▶ _Goal of the exercise_: Quote the listing in full, exactly as given, minus any pictures.

▶ _Data for this task_:

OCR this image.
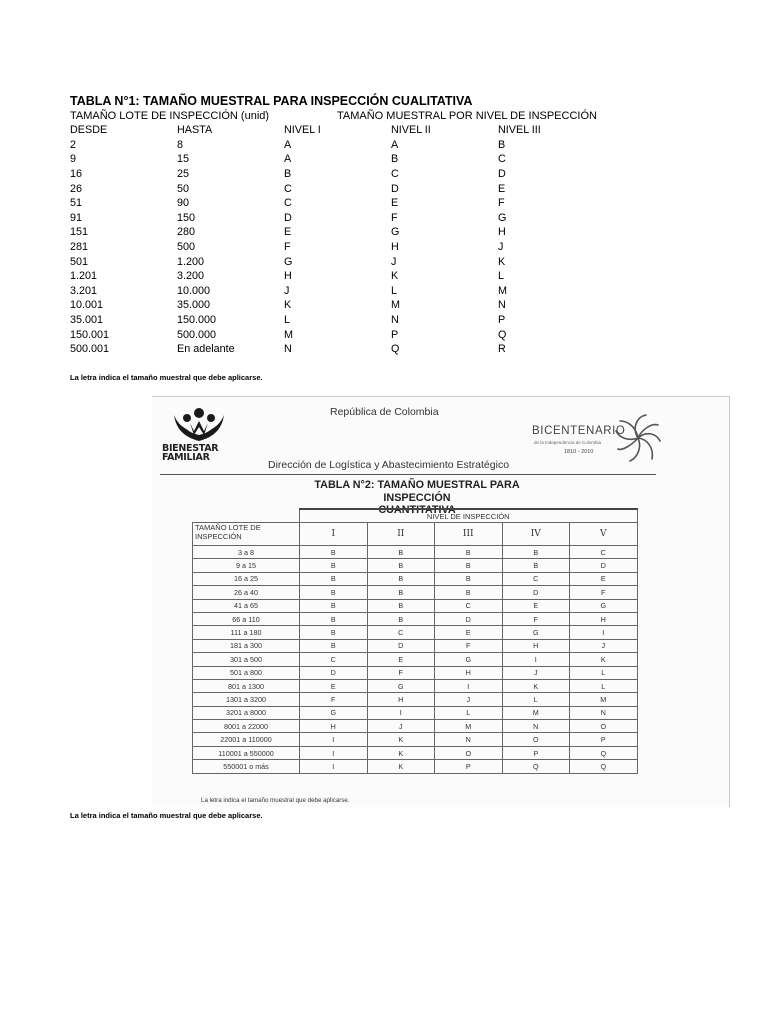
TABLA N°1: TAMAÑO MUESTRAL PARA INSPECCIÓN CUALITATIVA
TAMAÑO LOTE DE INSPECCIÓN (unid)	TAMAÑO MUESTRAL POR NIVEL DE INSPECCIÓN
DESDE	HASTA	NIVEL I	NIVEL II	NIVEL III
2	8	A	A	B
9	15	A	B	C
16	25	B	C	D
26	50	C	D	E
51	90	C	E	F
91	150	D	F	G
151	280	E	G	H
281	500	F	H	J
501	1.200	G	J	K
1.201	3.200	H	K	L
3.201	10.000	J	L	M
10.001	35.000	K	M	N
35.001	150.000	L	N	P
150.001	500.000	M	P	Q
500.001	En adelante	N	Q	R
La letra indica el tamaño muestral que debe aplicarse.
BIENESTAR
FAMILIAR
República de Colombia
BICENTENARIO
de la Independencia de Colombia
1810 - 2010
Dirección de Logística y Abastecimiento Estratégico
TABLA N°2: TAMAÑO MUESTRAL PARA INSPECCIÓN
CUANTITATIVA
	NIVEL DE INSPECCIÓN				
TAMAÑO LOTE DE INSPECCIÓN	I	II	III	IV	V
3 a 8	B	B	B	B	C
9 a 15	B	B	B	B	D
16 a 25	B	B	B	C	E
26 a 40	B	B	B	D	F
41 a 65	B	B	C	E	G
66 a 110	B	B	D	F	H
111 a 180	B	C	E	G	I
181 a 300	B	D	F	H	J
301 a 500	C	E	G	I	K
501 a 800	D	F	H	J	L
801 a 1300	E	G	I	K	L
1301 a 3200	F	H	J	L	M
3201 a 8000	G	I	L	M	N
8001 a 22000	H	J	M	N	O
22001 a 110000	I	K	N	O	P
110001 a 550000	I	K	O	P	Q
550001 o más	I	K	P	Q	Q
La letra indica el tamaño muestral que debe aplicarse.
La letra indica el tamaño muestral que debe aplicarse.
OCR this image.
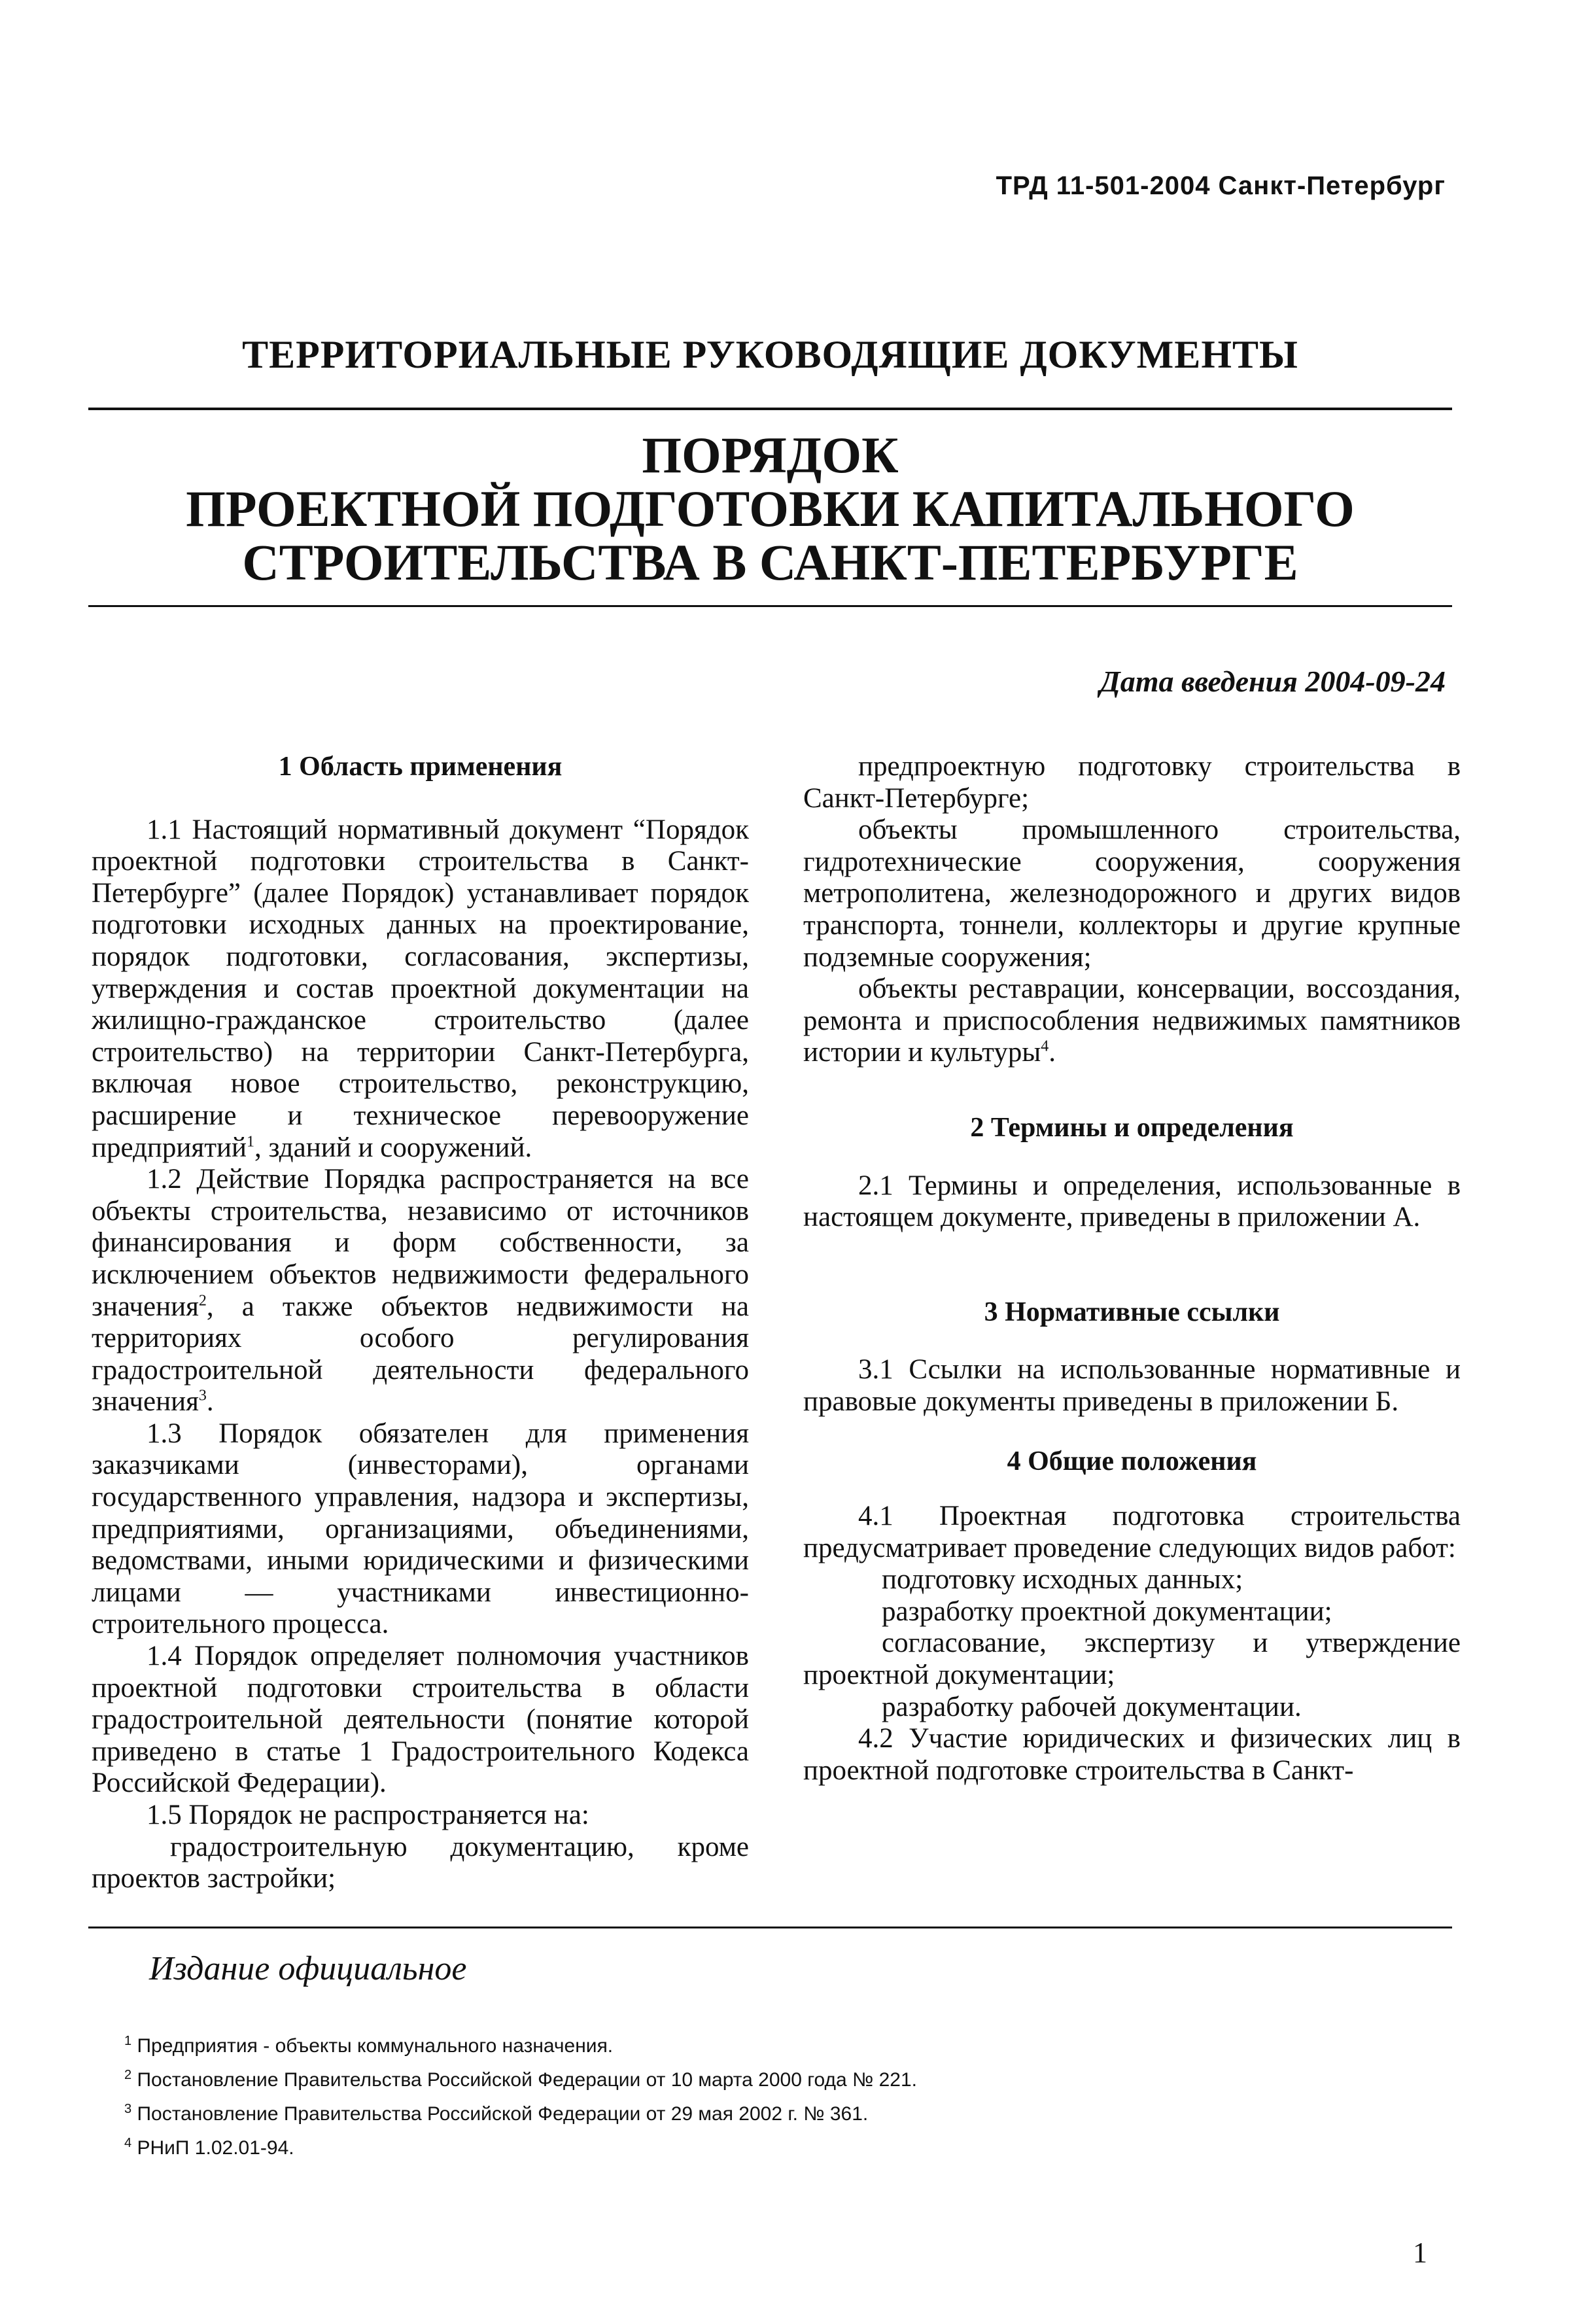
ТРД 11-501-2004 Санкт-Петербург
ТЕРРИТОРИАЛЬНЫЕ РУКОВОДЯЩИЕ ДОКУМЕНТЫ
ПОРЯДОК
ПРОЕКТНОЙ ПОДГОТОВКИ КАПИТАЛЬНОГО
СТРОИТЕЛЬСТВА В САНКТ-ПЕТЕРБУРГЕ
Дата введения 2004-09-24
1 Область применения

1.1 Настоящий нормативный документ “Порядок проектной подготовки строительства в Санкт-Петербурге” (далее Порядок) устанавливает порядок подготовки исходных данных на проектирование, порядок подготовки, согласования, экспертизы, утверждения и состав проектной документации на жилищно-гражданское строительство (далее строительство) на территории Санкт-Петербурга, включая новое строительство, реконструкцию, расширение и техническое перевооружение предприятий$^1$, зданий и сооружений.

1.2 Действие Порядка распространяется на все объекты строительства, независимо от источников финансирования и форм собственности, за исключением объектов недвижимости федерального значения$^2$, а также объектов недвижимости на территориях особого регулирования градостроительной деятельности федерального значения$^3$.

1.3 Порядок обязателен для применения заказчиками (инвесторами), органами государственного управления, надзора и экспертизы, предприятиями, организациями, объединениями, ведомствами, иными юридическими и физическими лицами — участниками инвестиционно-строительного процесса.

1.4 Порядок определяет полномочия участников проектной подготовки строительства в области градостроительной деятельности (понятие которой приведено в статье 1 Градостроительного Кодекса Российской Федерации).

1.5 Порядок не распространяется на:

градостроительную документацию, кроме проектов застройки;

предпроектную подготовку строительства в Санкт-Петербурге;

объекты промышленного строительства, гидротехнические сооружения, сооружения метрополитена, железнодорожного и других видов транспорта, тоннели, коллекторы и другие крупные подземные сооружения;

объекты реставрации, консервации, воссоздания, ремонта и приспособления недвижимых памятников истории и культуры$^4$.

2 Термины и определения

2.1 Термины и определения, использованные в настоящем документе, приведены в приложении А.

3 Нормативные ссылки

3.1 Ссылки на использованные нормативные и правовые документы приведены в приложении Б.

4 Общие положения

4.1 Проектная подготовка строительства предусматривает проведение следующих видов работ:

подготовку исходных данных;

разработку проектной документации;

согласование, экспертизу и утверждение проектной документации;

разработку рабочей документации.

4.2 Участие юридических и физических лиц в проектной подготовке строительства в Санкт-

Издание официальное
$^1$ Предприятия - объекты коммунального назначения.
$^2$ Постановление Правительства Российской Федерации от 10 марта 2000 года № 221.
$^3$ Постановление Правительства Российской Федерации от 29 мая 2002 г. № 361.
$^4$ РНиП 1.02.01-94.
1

▶ _Solution to this problem_:
OCR this image.
TABLA N°1: TAMAÑO MUESTRAL PARA INSPECCIÓN CUALITATIVA
TAMAÑO LOTE DE INSPECCIÓN (unid)	TAMAÑO MUESTRAL POR NIVEL DE INSPECCIÓN
DESDE	HASTA	NIVEL I	NIVEL II	NIVEL III
2	8	A	A	B
9	15	A	B	C
16	25	B	C	D
26	50	C	D	E
51	90	C	E	F
91	150	D	F	G
151	280	E	G	H
281	500	F	H	J
501	1.200	G	J	K
1.201	3.200	H	K	L
3.201	10.000	J	L	M
10.001	35.000	K	M	N
35.001	150.000	L	N	P
150.001	500.000	M	P	Q
500.001	En adelante	N	Q	R
La letra indica el tamaño muestral que debe aplicarse.
BIENESTAR
FAMILIAR
República de Colombia
BICENTENARIO
de la Independencia de Colombia
1810 - 2010
Dirección de Logística y Abastecimiento Estratégico
TABLA N°2: TAMAÑO MUESTRAL PARA INSPECCIÓN
CUANTITATIVA
	NIVEL DE INSPECCIÓN				
TAMAÑO LOTE DE INSPECCIÓN	I	II	III	IV	V
3 a 8	B	B	B	B	C
9 a 15	B	B	B	B	D
16 a 25	B	B	B	C	E
26 a 40	B	B	B	D	F
41 a 65	B	B	C	E	G
66 a 110	B	B	D	F	H
111 a 180	B	C	E	G	I
181 a 300	B	D	F	H	J
301 a 500	C	E	G	I	K
501 a 800	D	F	H	J	L
801 a 1300	E	G	I	K	L
1301 a 3200	F	H	J	L	M
3201 a 8000	G	I	L	M	N
8001 a 22000	H	J	M	N	O
22001 a 110000	I	K	N	O	P
110001 a 550000	I	K	O	P	Q
550001 o más	I	K	P	Q	Q
La letra indica el tamaño muestral que debe aplicarse.
La letra indica el tamaño muestral que debe aplicarse.
OCR this image.
ТРД 11-501-2004 Санкт-Петербург
ТЕРРИТОРИАЛЬНЫЕ РУКОВОДЯЩИЕ ДОКУМЕНТЫ
ПОРЯДОК
ПРОЕКТНОЙ ПОДГОТОВКИ КАПИТАЛЬНОГО
СТРОИТЕЛЬСТВА В САНКТ-ПЕТЕРБУРГЕ
Дата введения 2004-09-24
1 Область применения

1.1 Настоящий нормативный документ “Порядок проектной подготовки строительства в Санкт-Петербурге” (далее Порядок) устанавливает порядок подготовки исходных данных на проектирование, порядок подготовки, согласования, экспертизы, утверждения и состав проектной документации на жилищно-гражданское строительство (далее строительство) на территории Санкт-Петербурга, включая новое строительство, реконструкцию, расширение и техническое перевооружение предприятий$^1$, зданий и сооружений.

1.2 Действие Порядка распространяется на все объекты строительства, независимо от источников финансирования и форм собственности, за исключением объектов недвижимости федерального значения$^2$, а также объектов недвижимости на территориях особого регулирования градостроительной деятельности федерального значения$^3$.

1.3 Порядок обязателен для применения заказчиками (инвесторами), органами государственного управления, надзора и экспертизы, предприятиями, организациями, объединениями, ведомствами, иными юридическими и физическими лицами — участниками инвестиционно-строительного процесса.

1.4 Порядок определяет полномочия участников проектной подготовки строительства в области градостроительной деятельности (понятие которой приведено в статье 1 Градостроительного Кодекса Российской Федерации).

1.5 Порядок не распространяется на:

градостроительную документацию, кроме проектов застройки;

предпроектную подготовку строительства в Санкт-Петербурге;

объекты промышленного строительства, гидротехнические сооружения, сооружения метрополитена, железнодорожного и других видов транспорта, тоннели, коллекторы и другие крупные подземные сооружения;

объекты реставрации, консервации, воссоздания, ремонта и приспособления недвижимых памятников истории и культуры$^4$.

2 Термины и определения

2.1 Термины и определения, использованные в настоящем документе, приведены в приложении А.

3 Нормативные ссылки

3.1 Ссылки на использованные нормативные и правовые документы приведены в приложении Б.

4 Общие положения

4.1 Проектная подготовка строительства предусматривает проведение следующих видов работ:

подготовку исходных данных;

разработку проектной документации;

согласование, экспертизу и утверждение проектной документации;

разработку рабочей документации.

4.2 Участие юридических и физических лиц в проектной подготовке строительства в Санкт-

Издание официальное
$^1$ Предприятия - объекты коммунального назначения.
$^2$ Постановление Правительства Российской Федерации от 10 марта 2000 года № 221.
$^3$ Постановление Правительства Российской Федерации от 29 мая 2002 г. № 361.
$^4$ РНиП 1.02.01-94.
1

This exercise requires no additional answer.